[Exercise aim]: Return all of the entries exactly, with nothing added or left out.
-- BEGIN --
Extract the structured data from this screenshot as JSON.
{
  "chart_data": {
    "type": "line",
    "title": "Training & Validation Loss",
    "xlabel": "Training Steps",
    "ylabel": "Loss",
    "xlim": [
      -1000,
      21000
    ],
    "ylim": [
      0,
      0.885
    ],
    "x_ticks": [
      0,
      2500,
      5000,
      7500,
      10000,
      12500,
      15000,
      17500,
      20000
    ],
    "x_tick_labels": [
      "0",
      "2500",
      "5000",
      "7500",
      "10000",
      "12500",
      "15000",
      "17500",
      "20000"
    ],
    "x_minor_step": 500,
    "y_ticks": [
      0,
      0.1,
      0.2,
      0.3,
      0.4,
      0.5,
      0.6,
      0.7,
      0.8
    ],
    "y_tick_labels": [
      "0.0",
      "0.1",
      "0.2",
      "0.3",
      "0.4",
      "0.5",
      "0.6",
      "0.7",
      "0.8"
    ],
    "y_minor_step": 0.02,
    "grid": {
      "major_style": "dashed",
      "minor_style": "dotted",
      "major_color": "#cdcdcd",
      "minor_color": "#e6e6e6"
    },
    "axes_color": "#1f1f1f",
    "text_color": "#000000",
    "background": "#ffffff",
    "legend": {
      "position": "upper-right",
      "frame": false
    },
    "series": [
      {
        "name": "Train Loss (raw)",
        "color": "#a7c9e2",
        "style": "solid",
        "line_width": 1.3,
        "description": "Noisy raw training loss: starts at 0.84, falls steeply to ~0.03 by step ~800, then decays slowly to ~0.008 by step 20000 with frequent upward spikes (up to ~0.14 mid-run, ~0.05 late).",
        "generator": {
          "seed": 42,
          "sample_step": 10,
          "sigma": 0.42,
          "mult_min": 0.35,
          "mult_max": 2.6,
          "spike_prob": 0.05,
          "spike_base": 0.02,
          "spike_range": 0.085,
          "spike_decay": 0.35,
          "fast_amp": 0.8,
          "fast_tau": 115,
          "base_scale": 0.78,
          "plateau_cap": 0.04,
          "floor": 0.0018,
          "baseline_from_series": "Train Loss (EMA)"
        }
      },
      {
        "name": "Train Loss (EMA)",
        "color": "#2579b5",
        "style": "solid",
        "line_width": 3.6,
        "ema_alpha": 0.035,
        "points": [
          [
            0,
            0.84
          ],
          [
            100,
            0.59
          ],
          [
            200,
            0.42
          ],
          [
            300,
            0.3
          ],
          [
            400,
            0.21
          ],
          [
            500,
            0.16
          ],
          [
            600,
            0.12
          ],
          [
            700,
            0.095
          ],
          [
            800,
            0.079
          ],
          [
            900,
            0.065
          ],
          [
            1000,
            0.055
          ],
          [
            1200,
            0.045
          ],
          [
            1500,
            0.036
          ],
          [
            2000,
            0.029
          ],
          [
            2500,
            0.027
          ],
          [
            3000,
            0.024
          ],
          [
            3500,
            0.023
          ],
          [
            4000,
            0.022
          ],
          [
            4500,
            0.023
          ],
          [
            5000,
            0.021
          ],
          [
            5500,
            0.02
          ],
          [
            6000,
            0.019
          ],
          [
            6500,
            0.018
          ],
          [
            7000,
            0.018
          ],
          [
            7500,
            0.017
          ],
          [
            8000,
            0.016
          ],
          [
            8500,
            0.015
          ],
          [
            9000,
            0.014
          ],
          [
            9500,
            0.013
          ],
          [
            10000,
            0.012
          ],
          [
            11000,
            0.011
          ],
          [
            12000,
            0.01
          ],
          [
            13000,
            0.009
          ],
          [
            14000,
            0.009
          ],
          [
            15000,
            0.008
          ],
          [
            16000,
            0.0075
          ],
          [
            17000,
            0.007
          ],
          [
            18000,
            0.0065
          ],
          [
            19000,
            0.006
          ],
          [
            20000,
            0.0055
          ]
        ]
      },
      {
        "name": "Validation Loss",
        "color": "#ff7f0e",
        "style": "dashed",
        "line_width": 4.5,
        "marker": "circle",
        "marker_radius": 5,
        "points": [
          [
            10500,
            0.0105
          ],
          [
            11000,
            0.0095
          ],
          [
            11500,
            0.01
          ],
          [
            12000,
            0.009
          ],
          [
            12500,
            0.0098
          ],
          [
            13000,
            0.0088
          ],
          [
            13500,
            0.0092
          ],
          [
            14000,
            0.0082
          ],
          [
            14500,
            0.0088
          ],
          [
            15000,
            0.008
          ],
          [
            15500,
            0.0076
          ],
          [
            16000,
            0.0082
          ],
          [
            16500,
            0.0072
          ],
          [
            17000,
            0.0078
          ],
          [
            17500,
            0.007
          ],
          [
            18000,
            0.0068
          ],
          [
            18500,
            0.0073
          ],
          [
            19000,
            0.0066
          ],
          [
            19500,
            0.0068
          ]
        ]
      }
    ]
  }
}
-- END --
[Task solution]:
Extract the structured data from this screenshot as JSON.
{
  "chart_data": {
    "type": "line",
    "title": "Training & Validation Loss",
    "xlabel": "Training Steps",
    "ylabel": "Loss",
    "xlim": [
      -1000,
      21000
    ],
    "ylim": [
      0,
      0.885
    ],
    "x_ticks": [
      0,
      2500,
      5000,
      7500,
      10000,
      12500,
      15000,
      17500,
      20000
    ],
    "x_tick_labels": [
      "0",
      "2500",
      "5000",
      "7500",
      "10000",
      "12500",
      "15000",
      "17500",
      "20000"
    ],
    "x_minor_step": 500,
    "y_ticks": [
      0,
      0.1,
      0.2,
      0.3,
      0.4,
      0.5,
      0.6,
      0.7,
      0.8
    ],
    "y_tick_labels": [
      "0.0",
      "0.1",
      "0.2",
      "0.3",
      "0.4",
      "0.5",
      "0.6",
      "0.7",
      "0.8"
    ],
    "y_minor_step": 0.02,
    "grid": {
      "major_style": "dashed",
      "minor_style": "dotted",
      "major_color": "#cdcdcd",
      "minor_color": "#e6e6e6"
    },
    "axes_color": "#1f1f1f",
    "text_color": "#000000",
    "background": "#ffffff",
    "legend": {
      "position": "upper-right",
      "frame": false
    },
    "series": [
      {
        "name": "Train Loss (raw)",
        "color": "#a7c9e2",
        "style": "solid",
        "line_width": 1.3,
        "description": "Noisy raw training loss: starts at 0.84, falls steeply to ~0.03 by step ~800, then decays slowly to ~0.008 by step 20000 with frequent upward spikes (up to ~0.14 mid-run, ~0.05 late).",
        "generator": {
          "seed": 42,
          "sample_step": 10,
          "sigma": 0.42,
          "mult_min": 0.35,
          "mult_max": 2.6,
          "spike_prob": 0.05,
          "spike_base": 0.02,
          "spike_range": 0.085,
          "spike_decay": 0.35,
          "fast_amp": 0.8,
          "fast_tau": 115,
          "base_scale": 0.78,
          "plateau_cap": 0.04,
          "floor": 0.0018,
          "baseline_from_series": "Train Loss (EMA)"
        }
      },
      {
        "name": "Train Loss (EMA)",
        "color": "#2579b5",
        "style": "solid",
        "line_width": 3.6,
        "ema_alpha": 0.035,
        "points": [
          [
            0,
            0.84
          ],
          [
            100,
            0.59
          ],
          [
            200,
            0.42
          ],
          [
            300,
            0.3
          ],
          [
            400,
            0.21
          ],
          [
            500,
            0.16
          ],
          [
            600,
            0.12
          ],
          [
            700,
            0.095
          ],
          [
            800,
            0.079
          ],
          [
            900,
            0.065
          ],
          [
            1000,
            0.055
          ],
          [
            1200,
            0.045
          ],
          [
            1500,
            0.036
          ],
          [
            2000,
            0.029
          ],
          [
            2500,
            0.027
          ],
          [
            3000,
            0.024
          ],
          [
            3500,
            0.023
          ],
          [
            4000,
            0.022
          ],
          [
            4500,
            0.023
          ],
          [
            5000,
            0.021
          ],
          [
            5500,
            0.02
          ],
          [
            6000,
            0.019
          ],
          [
            6500,
            0.018
          ],
          [
            7000,
            0.018
          ],
          [
            7500,
            0.017
          ],
          [
            8000,
            0.016
          ],
          [
            8500,
            0.015
          ],
          [
            9000,
            0.014
          ],
          [
            9500,
            0.013
          ],
          [
            10000,
            0.012
          ],
          [
            11000,
            0.011
          ],
          [
            12000,
            0.01
          ],
          [
            13000,
            0.009
          ],
          [
            14000,
            0.009
          ],
          [
            15000,
            0.008
          ],
          [
            16000,
            0.0075
          ],
          [
            17000,
            0.007
          ],
          [
            18000,
            0.0065
          ],
          [
            19000,
            0.006
          ],
          [
            20000,
            0.0055
          ]
        ]
      },
      {
        "name": "Validation Loss",
        "color": "#ff7f0e",
        "style": "dashed",
        "line_width": 4.5,
        "marker": "circle",
        "marker_radius": 5,
        "points": [
          [
            10500,
            0.0105
          ],
          [
            11000,
            0.0095
          ],
          [
            11500,
            0.01
          ],
          [
            12000,
            0.009
          ],
          [
            12500,
            0.0098
          ],
          [
            13000,
            0.0088
          ],
          [
            13500,
            0.0092
          ],
          [
            14000,
            0.0082
          ],
          [
            14500,
            0.0088
          ],
          [
            15000,
            0.008
          ],
          [
            15500,
            0.0076
          ],
          [
            16000,
            0.0082
          ],
          [
            16500,
            0.0072
          ],
          [
            17000,
            0.0078
          ],
          [
            17500,
            0.007
          ],
          [
            18000,
            0.0068
          ],
          [
            18500,
            0.0073
          ],
          [
            19000,
            0.0066
          ],
          [
            19500,
            0.0068
          ]
        ]
      }
    ]
  }
}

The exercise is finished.